Your goal: Copy out all lines in the data below containing the string "type".

Dataset listings of figures:
=====

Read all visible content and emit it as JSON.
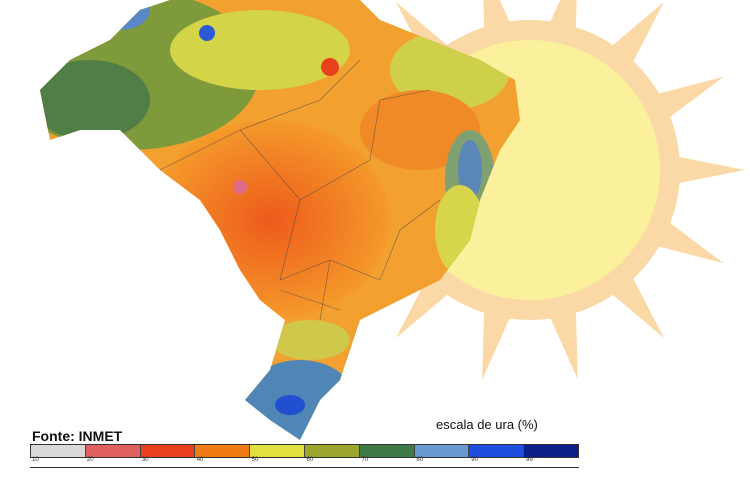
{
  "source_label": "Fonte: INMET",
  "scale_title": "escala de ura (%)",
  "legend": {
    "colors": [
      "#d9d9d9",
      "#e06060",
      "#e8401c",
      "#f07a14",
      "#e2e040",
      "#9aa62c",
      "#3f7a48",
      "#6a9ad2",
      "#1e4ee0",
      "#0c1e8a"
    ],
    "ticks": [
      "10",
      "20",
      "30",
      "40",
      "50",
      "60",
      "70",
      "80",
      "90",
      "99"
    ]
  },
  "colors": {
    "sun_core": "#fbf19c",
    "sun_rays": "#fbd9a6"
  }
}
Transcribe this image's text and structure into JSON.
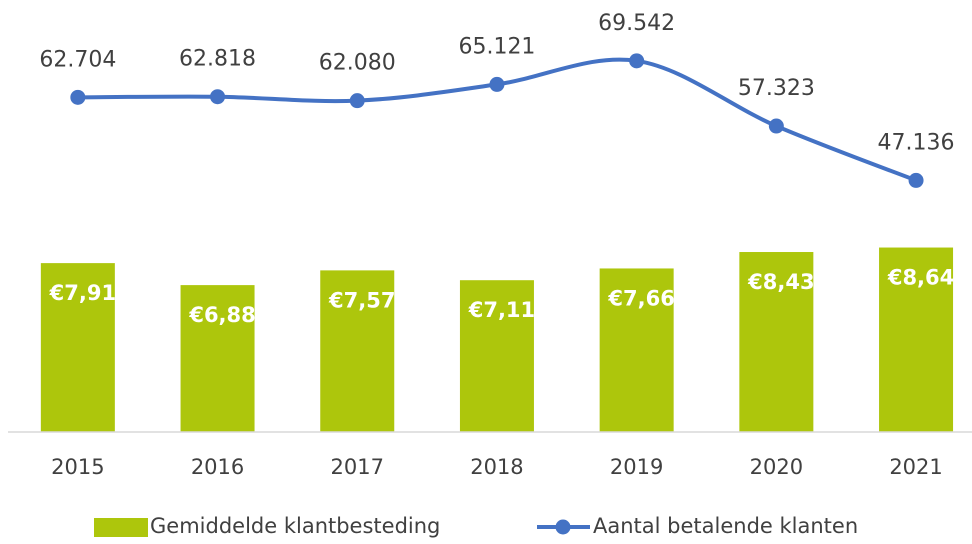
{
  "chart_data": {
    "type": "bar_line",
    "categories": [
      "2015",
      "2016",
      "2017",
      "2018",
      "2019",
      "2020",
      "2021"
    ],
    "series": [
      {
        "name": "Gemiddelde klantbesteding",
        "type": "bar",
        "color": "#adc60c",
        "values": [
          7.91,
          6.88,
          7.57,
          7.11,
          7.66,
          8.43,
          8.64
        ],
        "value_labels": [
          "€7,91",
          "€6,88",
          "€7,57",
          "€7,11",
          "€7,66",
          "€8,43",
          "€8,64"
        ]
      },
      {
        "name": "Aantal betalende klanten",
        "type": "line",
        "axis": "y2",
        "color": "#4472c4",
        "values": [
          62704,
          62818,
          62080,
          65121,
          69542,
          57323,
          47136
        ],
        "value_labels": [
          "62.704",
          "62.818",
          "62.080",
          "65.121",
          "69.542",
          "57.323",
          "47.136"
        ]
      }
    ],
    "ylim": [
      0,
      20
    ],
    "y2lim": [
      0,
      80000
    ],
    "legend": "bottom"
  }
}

=====

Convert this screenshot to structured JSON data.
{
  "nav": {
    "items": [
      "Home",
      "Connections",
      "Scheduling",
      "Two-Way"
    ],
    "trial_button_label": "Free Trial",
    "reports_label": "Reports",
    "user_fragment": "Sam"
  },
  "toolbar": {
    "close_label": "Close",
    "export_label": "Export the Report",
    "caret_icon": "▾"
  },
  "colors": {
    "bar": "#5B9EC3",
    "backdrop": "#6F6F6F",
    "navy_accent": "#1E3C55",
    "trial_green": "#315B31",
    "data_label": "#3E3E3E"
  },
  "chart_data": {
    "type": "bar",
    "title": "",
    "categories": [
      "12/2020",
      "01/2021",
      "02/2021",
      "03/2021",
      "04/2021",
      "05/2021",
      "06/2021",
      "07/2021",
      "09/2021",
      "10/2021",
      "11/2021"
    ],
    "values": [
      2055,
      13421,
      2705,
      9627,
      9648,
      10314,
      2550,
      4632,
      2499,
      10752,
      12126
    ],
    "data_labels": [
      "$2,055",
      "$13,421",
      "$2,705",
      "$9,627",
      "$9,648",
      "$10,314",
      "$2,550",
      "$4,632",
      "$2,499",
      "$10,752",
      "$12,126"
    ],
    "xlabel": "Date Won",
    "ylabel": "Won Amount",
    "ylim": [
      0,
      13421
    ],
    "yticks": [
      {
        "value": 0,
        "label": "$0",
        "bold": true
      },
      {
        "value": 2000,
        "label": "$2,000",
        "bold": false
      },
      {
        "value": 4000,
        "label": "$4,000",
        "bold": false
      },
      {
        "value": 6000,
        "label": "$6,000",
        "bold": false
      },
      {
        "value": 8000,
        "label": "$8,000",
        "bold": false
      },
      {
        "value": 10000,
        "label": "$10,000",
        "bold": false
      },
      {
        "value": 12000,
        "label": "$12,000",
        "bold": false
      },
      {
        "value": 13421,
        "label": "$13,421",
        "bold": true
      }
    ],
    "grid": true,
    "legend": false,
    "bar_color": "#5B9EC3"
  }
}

=====

Written answer:
    "type": "bar_line",
        "type": "bar",
        "type": "line",
    "type": "bar",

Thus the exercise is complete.